Pull out from the material below all lines with "ὅμως".

====

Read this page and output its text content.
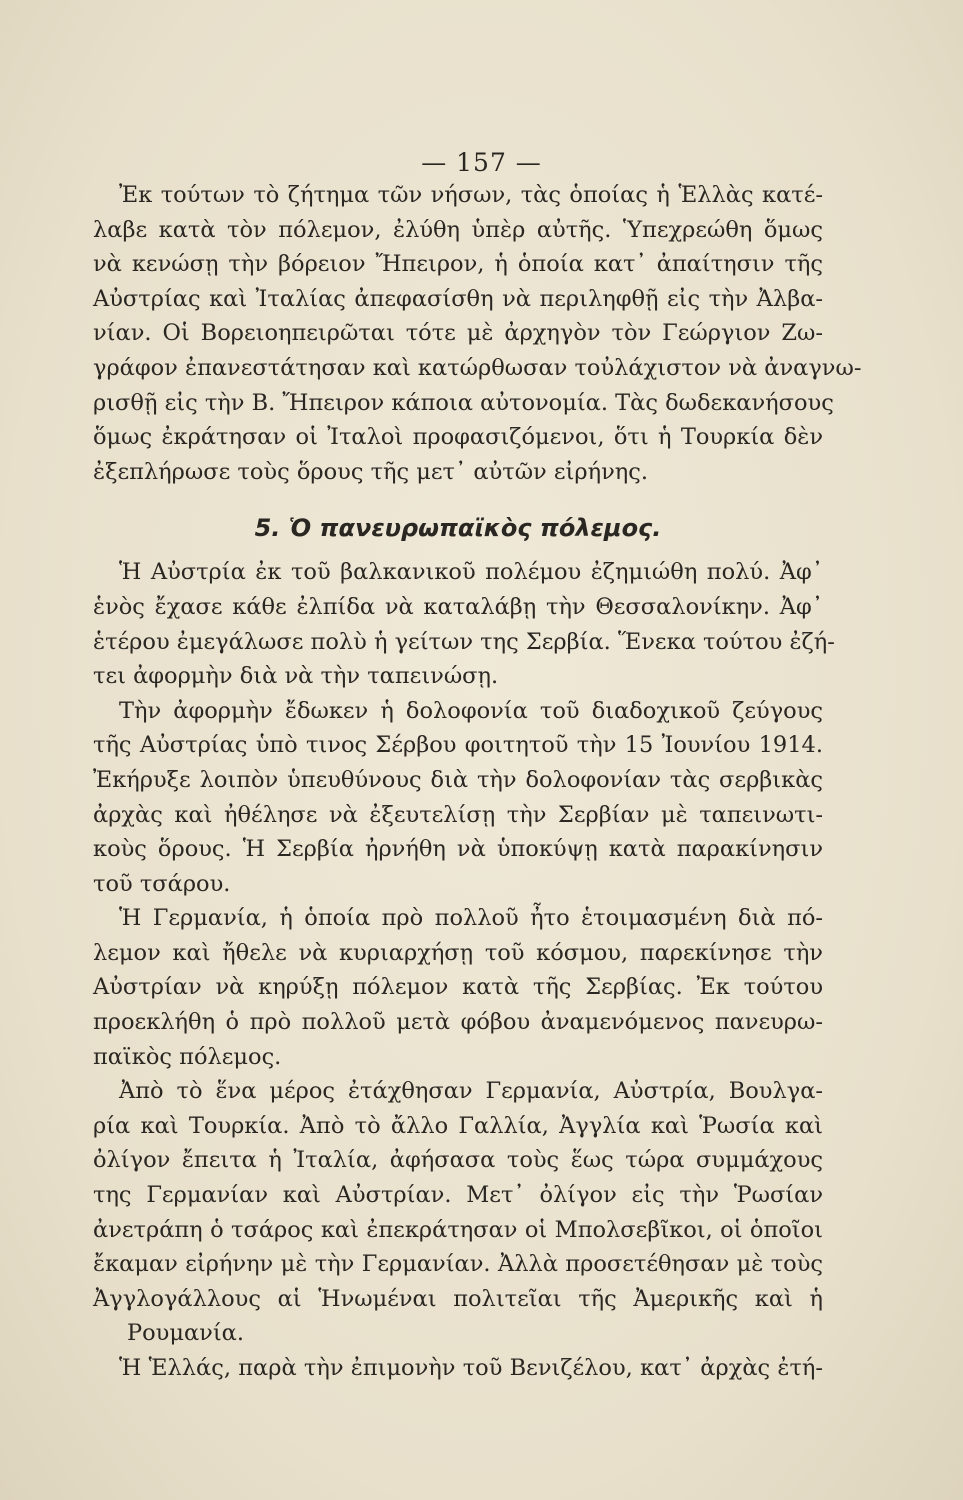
— 157 —
Ἐκ τούτων τὸ ζήτημα τῶν νήσων, τὰς ὁποίας ἡ Ἑλλὰς κατέ-
λαβε κατὰ τὸν πόλεμον, ἐλύθη ὑπὲρ αὐτῆς. Ὑπεχρεώθη ὅμως
νὰ κενώσῃ τὴν βόρειον Ἤπειρον, ἡ ὁποία κατ᾿ ἀπαίτησιν τῆς
Αὐστρίας καὶ Ἰταλίας ἀπεφασίσθη νὰ περιληφθῇ εἰς τὴν Ἀλβα-
νίαν. Οἱ Βορειοηπειρῶται τότε μὲ ἀρχηγὸν τὸν Γεώργιον Ζω-
γράφον ἐπανεστάτησαν καὶ κατώρθωσαν τοὐλάχιστον νὰ ἀναγνω-
ρισθῇ εἰς τὴν Β. Ἤπειρον κάποια αὐτονομία. Τὰς δωδεκανήσους
ὅμως ἐκράτησαν οἱ Ἰταλοὶ προφασιζόμενοι, ὅτι ἡ Τουρκία δὲν
ἐξεπλήρωσε τοὺς ὅρους τῆς μετ᾿ αὐτῶν εἰρήνης.
5. Ὁ πανευρωπαϊκὸς πόλεμος.
Ἡ Αὐστρία ἐκ τοῦ βαλκανικοῦ πολέμου ἐζημιώθη πολύ. Ἀφ᾿
ἑνὸς ἔχασε κάθε ἐλπίδα νὰ καταλάβῃ τὴν Θεσσαλονίκην. Ἀφ᾿
ἑτέρου ἐμεγάλωσε πολὺ ἡ γείτων της Σερβία. Ἕνεκα τούτου ἐζή-
τει ἀφορμὴν διὰ νὰ τὴν ταπεινώσῃ.
Τὴν ἀφορμὴν ἔδωκεν ἡ δολοφονία τοῦ διαδοχικοῦ ζεύγους
τῆς Αὐστρίας ὑπὸ τινος Σέρβου φοιτητοῦ τὴν 15 Ἰουνίου 1914.
Ἐκήρυξε λοιπὸν ὑπευθύνους διὰ τὴν δολοφονίαν τὰς σερβικὰς
ἀρχὰς καὶ ἠθέλησε νὰ ἐξευτελίσῃ τὴν Σερβίαν μὲ ταπεινωτι-
κοὺς ὅρους. Ἡ Σερβία ἠρνήθη νὰ ὑποκύψῃ κατὰ παρακίνησιν
τοῦ τσάρου.
Ἡ Γερμανία, ἡ ὁποία πρὸ πολλοῦ ἦτο ἑτοιμασμένη διὰ πό-
λεμον καὶ ἤθελε νὰ κυριαρχήσῃ τοῦ κόσμου, παρεκίνησε τὴν
Αὐστρίαν νὰ κηρύξῃ πόλεμον κατὰ τῆς Σερβίας. Ἐκ τούτου
προεκλήθη ὁ πρὸ πολλοῦ μετὰ φόβου ἀναμενόμενος πανευρω-
παϊκὸς πόλεμος.
Ἀπὸ τὸ ἕνα μέρος ἐτάχθησαν Γερμανία, Αὐστρία, Βουλγα-
ρία καὶ Τουρκία. Ἀπὸ τὸ ἄλλο Γαλλία, Ἀγγλία καὶ Ῥωσία καὶ
ὀλίγον ἔπειτα ἡ Ἰταλία, ἀφήσασα τοὺς ἕως τώρα συμμάχους
της Γερμανίαν καὶ Αὐστρίαν. Μετ᾿ ὀλίγον εἰς τὴν Ῥωσίαν
ἀνετράπη ὁ τσάρος καὶ ἐπεκράτησαν οἱ Μπολσεβῖκοι, οἱ ὁποῖοι
ἔκαμαν εἰρήνην μὲ τὴν Γερμανίαν. Ἀλλὰ προσετέθησαν μὲ τοὺς
Ἀγγλογάλλους αἱ Ἡνωμέναι πολιτεῖαι τῆς Ἀμερικῆς καὶ ἡ
Ρουμανία.
Ἡ Ἑλλάς, παρὰ τὴν ἐπιμονὴν τοῦ Βενιζέλου, κατ᾿ ἀρχὰς ἐτή-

====

- **Result below**:
λαβε κατὰ τὸν πόλεμον, ἐλύθη ὑπὲρ αὐτῆς. Ὑπεχρεώθη ὅμως
ὅμως ἐκράτησαν οἱ Ἰταλοὶ προφασιζόμενοι, ὅτι ἡ Τουρκία δὲν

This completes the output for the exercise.